= INSTRUCTIONS TO FOLLOW =
The expected output is each line in the data below that includes the string "subcutaneously".

"""

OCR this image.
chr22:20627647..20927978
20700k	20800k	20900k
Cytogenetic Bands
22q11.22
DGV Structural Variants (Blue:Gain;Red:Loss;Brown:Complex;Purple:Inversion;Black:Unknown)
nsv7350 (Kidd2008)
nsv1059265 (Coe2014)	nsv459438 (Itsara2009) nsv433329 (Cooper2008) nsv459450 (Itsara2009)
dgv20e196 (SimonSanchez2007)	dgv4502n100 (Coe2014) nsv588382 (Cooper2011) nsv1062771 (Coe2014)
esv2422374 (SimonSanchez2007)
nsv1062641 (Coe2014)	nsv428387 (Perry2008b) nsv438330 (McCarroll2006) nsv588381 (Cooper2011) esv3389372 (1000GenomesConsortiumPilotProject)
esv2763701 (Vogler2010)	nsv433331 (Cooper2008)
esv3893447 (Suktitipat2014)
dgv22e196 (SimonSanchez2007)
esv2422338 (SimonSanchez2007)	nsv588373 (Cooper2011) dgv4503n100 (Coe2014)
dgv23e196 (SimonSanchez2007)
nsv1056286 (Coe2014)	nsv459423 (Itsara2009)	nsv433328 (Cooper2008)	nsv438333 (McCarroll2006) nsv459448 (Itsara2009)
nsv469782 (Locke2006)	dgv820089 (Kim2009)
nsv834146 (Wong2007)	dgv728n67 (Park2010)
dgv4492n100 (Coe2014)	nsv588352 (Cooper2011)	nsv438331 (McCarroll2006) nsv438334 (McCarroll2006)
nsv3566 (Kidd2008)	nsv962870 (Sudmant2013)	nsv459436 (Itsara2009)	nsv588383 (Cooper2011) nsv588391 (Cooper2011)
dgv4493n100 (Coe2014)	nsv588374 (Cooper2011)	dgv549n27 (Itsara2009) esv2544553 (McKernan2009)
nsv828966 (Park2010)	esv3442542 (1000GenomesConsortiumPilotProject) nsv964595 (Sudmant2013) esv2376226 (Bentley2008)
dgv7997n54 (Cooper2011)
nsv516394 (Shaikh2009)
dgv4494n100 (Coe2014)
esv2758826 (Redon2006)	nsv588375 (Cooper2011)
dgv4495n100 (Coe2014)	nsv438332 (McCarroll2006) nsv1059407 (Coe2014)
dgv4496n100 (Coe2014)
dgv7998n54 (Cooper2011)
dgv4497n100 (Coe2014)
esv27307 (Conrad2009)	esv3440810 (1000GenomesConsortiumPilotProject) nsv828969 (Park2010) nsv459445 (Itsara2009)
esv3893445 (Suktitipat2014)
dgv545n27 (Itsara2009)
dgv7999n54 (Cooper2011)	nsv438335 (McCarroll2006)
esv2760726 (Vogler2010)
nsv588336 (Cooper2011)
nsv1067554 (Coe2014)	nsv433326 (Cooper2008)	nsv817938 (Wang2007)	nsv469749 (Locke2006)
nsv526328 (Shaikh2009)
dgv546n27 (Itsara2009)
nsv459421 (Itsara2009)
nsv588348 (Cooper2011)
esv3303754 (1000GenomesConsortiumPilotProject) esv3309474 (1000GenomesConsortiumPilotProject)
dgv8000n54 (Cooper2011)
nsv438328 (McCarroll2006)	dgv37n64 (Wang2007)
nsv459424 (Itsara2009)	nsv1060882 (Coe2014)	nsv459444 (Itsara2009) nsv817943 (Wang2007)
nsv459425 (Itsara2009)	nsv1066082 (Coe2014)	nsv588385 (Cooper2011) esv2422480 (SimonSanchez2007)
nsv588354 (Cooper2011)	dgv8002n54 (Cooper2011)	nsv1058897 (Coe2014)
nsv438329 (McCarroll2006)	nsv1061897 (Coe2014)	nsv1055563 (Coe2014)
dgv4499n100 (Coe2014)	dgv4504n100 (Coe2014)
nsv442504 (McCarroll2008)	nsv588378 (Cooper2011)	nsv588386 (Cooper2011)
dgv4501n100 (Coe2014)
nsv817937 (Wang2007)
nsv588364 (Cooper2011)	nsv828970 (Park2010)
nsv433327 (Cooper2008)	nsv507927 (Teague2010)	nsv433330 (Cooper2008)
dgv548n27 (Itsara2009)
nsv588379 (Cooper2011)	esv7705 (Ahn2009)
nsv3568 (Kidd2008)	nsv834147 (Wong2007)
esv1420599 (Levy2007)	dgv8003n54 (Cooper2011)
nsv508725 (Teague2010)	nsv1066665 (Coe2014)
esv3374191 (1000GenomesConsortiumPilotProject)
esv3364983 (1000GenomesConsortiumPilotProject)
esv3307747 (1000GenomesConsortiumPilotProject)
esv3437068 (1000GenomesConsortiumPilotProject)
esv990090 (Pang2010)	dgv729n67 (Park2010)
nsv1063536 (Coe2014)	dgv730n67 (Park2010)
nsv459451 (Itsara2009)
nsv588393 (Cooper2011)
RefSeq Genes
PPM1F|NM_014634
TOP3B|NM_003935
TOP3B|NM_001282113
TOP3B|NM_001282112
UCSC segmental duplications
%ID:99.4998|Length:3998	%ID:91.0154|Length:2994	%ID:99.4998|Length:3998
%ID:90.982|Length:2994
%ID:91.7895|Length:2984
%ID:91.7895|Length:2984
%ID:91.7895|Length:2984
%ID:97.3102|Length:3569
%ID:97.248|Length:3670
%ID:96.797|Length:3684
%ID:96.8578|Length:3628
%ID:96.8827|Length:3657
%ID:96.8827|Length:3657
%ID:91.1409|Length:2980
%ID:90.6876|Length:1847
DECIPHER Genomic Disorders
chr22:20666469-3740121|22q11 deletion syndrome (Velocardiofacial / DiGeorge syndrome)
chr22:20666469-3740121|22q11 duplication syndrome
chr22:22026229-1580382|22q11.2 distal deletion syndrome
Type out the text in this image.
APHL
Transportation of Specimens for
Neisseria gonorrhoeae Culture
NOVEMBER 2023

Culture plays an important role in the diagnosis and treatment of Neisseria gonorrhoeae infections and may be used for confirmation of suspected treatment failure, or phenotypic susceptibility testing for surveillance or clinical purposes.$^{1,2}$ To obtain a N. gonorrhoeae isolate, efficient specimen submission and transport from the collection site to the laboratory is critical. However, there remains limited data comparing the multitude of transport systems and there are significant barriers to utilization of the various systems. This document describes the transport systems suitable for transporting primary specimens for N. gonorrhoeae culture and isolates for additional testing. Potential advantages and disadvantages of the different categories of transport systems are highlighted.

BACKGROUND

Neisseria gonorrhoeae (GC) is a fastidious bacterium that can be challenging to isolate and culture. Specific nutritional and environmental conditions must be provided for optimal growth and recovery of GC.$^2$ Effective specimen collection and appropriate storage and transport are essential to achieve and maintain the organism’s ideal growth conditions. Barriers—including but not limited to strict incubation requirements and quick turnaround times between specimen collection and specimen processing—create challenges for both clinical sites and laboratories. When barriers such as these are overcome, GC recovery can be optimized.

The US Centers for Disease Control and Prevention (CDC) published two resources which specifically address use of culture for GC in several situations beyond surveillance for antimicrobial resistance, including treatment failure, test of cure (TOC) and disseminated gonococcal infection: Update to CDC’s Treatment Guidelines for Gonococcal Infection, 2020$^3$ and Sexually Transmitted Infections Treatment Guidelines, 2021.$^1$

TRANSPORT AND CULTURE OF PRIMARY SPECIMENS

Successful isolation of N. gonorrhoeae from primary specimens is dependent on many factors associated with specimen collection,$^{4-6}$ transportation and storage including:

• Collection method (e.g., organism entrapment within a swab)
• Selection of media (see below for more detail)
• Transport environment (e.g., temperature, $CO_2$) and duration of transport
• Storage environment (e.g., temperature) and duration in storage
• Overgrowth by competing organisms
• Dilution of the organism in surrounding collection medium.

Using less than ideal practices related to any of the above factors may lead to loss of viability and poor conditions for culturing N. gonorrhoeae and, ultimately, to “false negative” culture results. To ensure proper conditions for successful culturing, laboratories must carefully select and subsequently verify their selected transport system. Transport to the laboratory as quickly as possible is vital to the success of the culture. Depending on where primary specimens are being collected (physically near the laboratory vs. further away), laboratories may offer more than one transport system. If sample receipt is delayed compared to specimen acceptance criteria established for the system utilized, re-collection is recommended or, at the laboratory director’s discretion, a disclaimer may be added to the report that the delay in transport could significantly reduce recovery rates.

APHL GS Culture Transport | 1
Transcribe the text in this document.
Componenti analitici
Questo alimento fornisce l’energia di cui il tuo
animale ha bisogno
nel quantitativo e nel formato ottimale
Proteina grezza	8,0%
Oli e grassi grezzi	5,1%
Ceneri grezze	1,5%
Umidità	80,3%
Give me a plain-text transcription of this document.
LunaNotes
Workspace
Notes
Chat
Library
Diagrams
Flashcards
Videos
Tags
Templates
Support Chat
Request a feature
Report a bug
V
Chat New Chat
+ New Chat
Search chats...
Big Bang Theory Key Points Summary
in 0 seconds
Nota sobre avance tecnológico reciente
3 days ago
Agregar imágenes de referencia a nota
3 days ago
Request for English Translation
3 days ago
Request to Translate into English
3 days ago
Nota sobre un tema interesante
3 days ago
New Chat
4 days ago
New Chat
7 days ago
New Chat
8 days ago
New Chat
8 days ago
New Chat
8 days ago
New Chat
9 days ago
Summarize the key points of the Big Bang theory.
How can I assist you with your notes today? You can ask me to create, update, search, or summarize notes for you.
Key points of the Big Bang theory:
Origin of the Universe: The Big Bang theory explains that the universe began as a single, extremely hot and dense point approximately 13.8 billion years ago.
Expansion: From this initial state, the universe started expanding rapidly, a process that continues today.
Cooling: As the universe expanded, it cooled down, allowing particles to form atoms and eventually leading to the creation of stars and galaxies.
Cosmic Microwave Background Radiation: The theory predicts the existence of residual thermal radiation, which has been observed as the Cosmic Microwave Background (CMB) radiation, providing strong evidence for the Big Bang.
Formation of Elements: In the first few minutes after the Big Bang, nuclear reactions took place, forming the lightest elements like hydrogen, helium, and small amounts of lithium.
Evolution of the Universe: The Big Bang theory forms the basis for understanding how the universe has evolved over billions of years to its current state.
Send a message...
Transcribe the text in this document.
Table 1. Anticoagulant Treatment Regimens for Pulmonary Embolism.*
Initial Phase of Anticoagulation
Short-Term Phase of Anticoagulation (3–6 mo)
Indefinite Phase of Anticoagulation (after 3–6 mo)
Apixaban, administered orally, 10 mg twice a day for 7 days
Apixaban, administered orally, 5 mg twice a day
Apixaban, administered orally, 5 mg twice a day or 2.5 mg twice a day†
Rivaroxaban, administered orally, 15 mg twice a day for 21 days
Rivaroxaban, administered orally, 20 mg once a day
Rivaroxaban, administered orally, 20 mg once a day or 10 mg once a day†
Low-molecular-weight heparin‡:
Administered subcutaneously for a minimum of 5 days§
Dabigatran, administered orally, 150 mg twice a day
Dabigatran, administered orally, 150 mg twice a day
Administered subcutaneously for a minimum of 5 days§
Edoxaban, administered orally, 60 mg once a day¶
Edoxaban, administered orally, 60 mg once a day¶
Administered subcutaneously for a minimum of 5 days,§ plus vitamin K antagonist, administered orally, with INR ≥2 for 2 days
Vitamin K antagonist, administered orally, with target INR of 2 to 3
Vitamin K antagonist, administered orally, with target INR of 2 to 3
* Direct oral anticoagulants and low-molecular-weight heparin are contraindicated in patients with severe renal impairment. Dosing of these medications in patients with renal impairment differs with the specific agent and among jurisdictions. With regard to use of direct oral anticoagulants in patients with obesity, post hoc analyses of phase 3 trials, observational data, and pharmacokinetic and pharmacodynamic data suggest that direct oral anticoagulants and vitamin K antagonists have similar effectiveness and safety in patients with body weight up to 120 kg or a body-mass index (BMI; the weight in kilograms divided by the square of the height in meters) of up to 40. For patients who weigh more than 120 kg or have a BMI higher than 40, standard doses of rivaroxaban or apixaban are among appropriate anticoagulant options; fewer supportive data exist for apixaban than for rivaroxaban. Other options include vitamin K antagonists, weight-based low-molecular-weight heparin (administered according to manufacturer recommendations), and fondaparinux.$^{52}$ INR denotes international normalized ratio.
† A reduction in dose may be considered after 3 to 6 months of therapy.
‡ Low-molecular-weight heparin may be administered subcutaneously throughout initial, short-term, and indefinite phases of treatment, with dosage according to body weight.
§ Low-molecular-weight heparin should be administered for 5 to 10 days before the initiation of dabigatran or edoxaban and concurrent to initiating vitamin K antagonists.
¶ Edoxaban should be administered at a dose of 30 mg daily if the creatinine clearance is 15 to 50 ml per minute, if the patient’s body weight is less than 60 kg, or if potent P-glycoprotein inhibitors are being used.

"""

= RESULT =
Administered subcutaneously for a minimum of 5 days§
Administered subcutaneously for a minimum of 5 days§
Administered subcutaneously for a minimum of 5 days,§ plus vitamin K antagonist, administered orally, with INR ≥2 for 2 days
‡ Low-molecular-weight heparin may be administered subcutaneously throughout initial, short-term, and indefinite phases of treatment, with dosage according to body weight.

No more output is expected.